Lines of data
(begin)

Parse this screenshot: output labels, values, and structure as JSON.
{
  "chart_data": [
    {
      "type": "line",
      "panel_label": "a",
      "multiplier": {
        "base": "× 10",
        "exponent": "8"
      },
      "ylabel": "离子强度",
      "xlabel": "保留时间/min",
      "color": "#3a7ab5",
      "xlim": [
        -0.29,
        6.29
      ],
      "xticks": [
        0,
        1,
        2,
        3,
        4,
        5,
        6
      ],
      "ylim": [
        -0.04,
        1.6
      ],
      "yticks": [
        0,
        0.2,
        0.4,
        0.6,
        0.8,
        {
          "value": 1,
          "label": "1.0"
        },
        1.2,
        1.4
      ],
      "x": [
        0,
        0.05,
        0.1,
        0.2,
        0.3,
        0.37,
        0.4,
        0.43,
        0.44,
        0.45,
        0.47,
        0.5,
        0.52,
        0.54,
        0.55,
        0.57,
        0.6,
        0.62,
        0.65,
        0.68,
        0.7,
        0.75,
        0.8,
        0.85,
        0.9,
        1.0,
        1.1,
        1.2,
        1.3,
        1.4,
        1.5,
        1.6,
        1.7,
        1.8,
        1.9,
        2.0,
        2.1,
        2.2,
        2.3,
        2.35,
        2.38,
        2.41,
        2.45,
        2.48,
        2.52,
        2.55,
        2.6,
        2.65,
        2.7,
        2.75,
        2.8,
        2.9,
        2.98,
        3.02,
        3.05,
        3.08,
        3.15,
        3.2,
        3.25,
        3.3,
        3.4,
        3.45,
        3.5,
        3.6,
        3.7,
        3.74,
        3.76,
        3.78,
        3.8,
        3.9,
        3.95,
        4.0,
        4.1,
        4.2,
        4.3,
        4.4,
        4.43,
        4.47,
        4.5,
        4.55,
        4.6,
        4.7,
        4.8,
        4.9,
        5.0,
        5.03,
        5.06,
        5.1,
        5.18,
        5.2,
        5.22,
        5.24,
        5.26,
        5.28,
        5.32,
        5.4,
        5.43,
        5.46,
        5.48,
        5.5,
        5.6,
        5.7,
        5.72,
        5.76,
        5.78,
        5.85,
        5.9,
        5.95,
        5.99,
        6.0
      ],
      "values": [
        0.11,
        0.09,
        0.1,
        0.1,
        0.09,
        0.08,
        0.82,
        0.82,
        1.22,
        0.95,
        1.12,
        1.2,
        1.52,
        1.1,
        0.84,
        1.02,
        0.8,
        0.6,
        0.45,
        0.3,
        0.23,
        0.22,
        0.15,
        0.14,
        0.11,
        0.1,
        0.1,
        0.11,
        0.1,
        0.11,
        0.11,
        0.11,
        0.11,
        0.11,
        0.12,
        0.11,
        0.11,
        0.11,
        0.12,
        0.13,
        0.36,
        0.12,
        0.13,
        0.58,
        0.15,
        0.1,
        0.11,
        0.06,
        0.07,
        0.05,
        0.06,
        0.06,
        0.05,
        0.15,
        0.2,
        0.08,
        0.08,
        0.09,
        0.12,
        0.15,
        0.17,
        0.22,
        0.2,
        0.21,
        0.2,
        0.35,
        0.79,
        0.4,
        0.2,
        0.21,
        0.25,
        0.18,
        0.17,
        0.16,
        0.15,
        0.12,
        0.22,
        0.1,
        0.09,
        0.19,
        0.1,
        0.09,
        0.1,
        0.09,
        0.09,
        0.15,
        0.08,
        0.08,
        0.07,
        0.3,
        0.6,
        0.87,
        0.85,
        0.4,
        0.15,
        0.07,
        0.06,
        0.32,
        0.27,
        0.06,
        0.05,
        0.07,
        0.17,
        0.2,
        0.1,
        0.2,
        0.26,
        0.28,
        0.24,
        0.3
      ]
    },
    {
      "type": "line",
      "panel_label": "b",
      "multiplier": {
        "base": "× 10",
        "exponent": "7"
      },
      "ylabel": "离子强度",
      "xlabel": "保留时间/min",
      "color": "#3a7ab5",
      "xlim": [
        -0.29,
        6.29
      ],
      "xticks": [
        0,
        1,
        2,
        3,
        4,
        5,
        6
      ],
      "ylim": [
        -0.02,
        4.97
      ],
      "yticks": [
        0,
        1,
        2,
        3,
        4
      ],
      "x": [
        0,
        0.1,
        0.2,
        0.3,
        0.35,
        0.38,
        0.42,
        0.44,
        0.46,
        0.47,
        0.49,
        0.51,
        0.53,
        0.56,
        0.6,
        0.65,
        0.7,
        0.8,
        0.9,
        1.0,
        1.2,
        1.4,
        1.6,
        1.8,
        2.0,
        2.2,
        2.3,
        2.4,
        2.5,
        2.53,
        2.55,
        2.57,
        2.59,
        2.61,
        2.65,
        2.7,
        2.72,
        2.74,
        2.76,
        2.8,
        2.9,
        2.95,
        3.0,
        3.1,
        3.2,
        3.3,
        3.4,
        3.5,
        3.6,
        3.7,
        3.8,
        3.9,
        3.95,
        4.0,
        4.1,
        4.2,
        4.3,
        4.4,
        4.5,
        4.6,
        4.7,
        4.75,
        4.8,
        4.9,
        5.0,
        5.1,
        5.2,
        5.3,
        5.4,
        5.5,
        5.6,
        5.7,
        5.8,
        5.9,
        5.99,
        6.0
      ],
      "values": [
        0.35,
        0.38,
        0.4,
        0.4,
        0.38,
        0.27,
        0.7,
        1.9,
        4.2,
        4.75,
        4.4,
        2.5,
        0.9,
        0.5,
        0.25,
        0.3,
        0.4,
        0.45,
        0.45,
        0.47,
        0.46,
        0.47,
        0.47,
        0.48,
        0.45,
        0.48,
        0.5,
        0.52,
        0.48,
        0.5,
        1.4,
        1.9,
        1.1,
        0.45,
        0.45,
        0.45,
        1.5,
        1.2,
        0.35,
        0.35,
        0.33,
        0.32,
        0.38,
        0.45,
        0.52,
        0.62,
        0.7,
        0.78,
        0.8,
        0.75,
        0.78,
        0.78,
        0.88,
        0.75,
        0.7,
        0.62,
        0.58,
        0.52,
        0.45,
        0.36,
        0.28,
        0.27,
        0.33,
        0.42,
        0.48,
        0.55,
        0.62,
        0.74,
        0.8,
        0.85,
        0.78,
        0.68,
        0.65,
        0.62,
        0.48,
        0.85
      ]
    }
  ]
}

(end)

> [TASK REQUIREMENTS]: Your task is to extract all of the records exactly.

> [THE RESPONSE]:
Parse this screenshot: output labels, values, and structure as JSON.
{
  "chart_data": [
    {
      "type": "line",
      "panel_label": "a",
      "multiplier": {
        "base": "× 10",
        "exponent": "8"
      },
      "ylabel": "离子强度",
      "xlabel": "保留时间/min",
      "color": "#3a7ab5",
      "xlim": [
        -0.29,
        6.29
      ],
      "xticks": [
        0,
        1,
        2,
        3,
        4,
        5,
        6
      ],
      "ylim": [
        -0.04,
        1.6
      ],
      "yticks": [
        0,
        0.2,
        0.4,
        0.6,
        0.8,
        {
          "value": 1,
          "label": "1.0"
        },
        1.2,
        1.4
      ],
      "x": [
        0,
        0.05,
        0.1,
        0.2,
        0.3,
        0.37,
        0.4,
        0.43,
        0.44,
        0.45,
        0.47,
        0.5,
        0.52,
        0.54,
        0.55,
        0.57,
        0.6,
        0.62,
        0.65,
        0.68,
        0.7,
        0.75,
        0.8,
        0.85,
        0.9,
        1.0,
        1.1,
        1.2,
        1.3,
        1.4,
        1.5,
        1.6,
        1.7,
        1.8,
        1.9,
        2.0,
        2.1,
        2.2,
        2.3,
        2.35,
        2.38,
        2.41,
        2.45,
        2.48,
        2.52,
        2.55,
        2.6,
        2.65,
        2.7,
        2.75,
        2.8,
        2.9,
        2.98,
        3.02,
        3.05,
        3.08,
        3.15,
        3.2,
        3.25,
        3.3,
        3.4,
        3.45,
        3.5,
        3.6,
        3.7,
        3.74,
        3.76,
        3.78,
        3.8,
        3.9,
        3.95,
        4.0,
        4.1,
        4.2,
        4.3,
        4.4,
        4.43,
        4.47,
        4.5,
        4.55,
        4.6,
        4.7,
        4.8,
        4.9,
        5.0,
        5.03,
        5.06,
        5.1,
        5.18,
        5.2,
        5.22,
        5.24,
        5.26,
        5.28,
        5.32,
        5.4,
        5.43,
        5.46,
        5.48,
        5.5,
        5.6,
        5.7,
        5.72,
        5.76,
        5.78,
        5.85,
        5.9,
        5.95,
        5.99,
        6.0
      ],
      "values": [
        0.11,
        0.09,
        0.1,
        0.1,
        0.09,
        0.08,
        0.82,
        0.82,
        1.22,
        0.95,
        1.12,
        1.2,
        1.52,
        1.1,
        0.84,
        1.02,
        0.8,
        0.6,
        0.45,
        0.3,
        0.23,
        0.22,
        0.15,
        0.14,
        0.11,
        0.1,
        0.1,
        0.11,
        0.1,
        0.11,
        0.11,
        0.11,
        0.11,
        0.11,
        0.12,
        0.11,
        0.11,
        0.11,
        0.12,
        0.13,
        0.36,
        0.12,
        0.13,
        0.58,
        0.15,
        0.1,
        0.11,
        0.06,
        0.07,
        0.05,
        0.06,
        0.06,
        0.05,
        0.15,
        0.2,
        0.08,
        0.08,
        0.09,
        0.12,
        0.15,
        0.17,
        0.22,
        0.2,
        0.21,
        0.2,
        0.35,
        0.79,
        0.4,
        0.2,
        0.21,
        0.25,
        0.18,
        0.17,
        0.16,
        0.15,
        0.12,
        0.22,
        0.1,
        0.09,
        0.19,
        0.1,
        0.09,
        0.1,
        0.09,
        0.09,
        0.15,
        0.08,
        0.08,
        0.07,
        0.3,
        0.6,
        0.87,
        0.85,
        0.4,
        0.15,
        0.07,
        0.06,
        0.32,
        0.27,
        0.06,
        0.05,
        0.07,
        0.17,
        0.2,
        0.1,
        0.2,
        0.26,
        0.28,
        0.24,
        0.3
      ]
    },
    {
      "type": "line",
      "panel_label": "b",
      "multiplier": {
        "base": "× 10",
        "exponent": "7"
      },
      "ylabel": "离子强度",
      "xlabel": "保留时间/min",
      "color": "#3a7ab5",
      "xlim": [
        -0.29,
        6.29
      ],
      "xticks": [
        0,
        1,
        2,
        3,
        4,
        5,
        6
      ],
      "ylim": [
        -0.02,
        4.97
      ],
      "yticks": [
        0,
        1,
        2,
        3,
        4
      ],
      "x": [
        0,
        0.1,
        0.2,
        0.3,
        0.35,
        0.38,
        0.42,
        0.44,
        0.46,
        0.47,
        0.49,
        0.51,
        0.53,
        0.56,
        0.6,
        0.65,
        0.7,
        0.8,
        0.9,
        1.0,
        1.2,
        1.4,
        1.6,
        1.8,
        2.0,
        2.2,
        2.3,
        2.4,
        2.5,
        2.53,
        2.55,
        2.57,
        2.59,
        2.61,
        2.65,
        2.7,
        2.72,
        2.74,
        2.76,
        2.8,
        2.9,
        2.95,
        3.0,
        3.1,
        3.2,
        3.3,
        3.4,
        3.5,
        3.6,
        3.7,
        3.8,
        3.9,
        3.95,
        4.0,
        4.1,
        4.2,
        4.3,
        4.4,
        4.5,
        4.6,
        4.7,
        4.75,
        4.8,
        4.9,
        5.0,
        5.1,
        5.2,
        5.3,
        5.4,
        5.5,
        5.6,
        5.7,
        5.8,
        5.9,
        5.99,
        6.0
      ],
      "values": [
        0.35,
        0.38,
        0.4,
        0.4,
        0.38,
        0.27,
        0.7,
        1.9,
        4.2,
        4.75,
        4.4,
        2.5,
        0.9,
        0.5,
        0.25,
        0.3,
        0.4,
        0.45,
        0.45,
        0.47,
        0.46,
        0.47,
        0.47,
        0.48,
        0.45,
        0.48,
        0.5,
        0.52,
        0.48,
        0.5,
        1.4,
        1.9,
        1.1,
        0.45,
        0.45,
        0.45,
        1.5,
        1.2,
        0.35,
        0.35,
        0.33,
        0.32,
        0.38,
        0.45,
        0.52,
        0.62,
        0.7,
        0.78,
        0.8,
        0.75,
        0.78,
        0.78,
        0.88,
        0.75,
        0.7,
        0.62,
        0.58,
        0.52,
        0.45,
        0.36,
        0.28,
        0.27,
        0.33,
        0.42,
        0.48,
        0.55,
        0.62,
        0.74,
        0.8,
        0.85,
        0.78,
        0.68,
        0.65,
        0.62,
        0.48,
        0.85
      ]
    }
  ]
}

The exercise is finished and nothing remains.